#### Problem details:
Select each line where the word "whole" appears.

#### Entries shown:
- - -

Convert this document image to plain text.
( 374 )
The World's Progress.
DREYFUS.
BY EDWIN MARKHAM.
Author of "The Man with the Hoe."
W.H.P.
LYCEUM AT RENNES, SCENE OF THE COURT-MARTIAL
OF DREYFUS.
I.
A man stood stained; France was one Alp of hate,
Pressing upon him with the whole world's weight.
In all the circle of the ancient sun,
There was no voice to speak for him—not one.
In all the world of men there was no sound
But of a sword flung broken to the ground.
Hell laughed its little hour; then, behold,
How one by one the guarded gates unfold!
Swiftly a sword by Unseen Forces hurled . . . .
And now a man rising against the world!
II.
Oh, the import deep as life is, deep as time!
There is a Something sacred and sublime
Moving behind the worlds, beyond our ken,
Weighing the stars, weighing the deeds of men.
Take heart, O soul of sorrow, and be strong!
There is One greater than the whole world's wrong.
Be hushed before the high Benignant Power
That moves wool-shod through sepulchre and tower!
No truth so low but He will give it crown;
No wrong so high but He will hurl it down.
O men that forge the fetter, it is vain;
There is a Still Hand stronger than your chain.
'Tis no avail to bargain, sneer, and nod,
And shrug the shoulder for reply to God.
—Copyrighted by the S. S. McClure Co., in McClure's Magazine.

- - -

#### Response to this exercise:
Pressing upon him with the whole world's weight.
There is One greater than the whole world's wrong.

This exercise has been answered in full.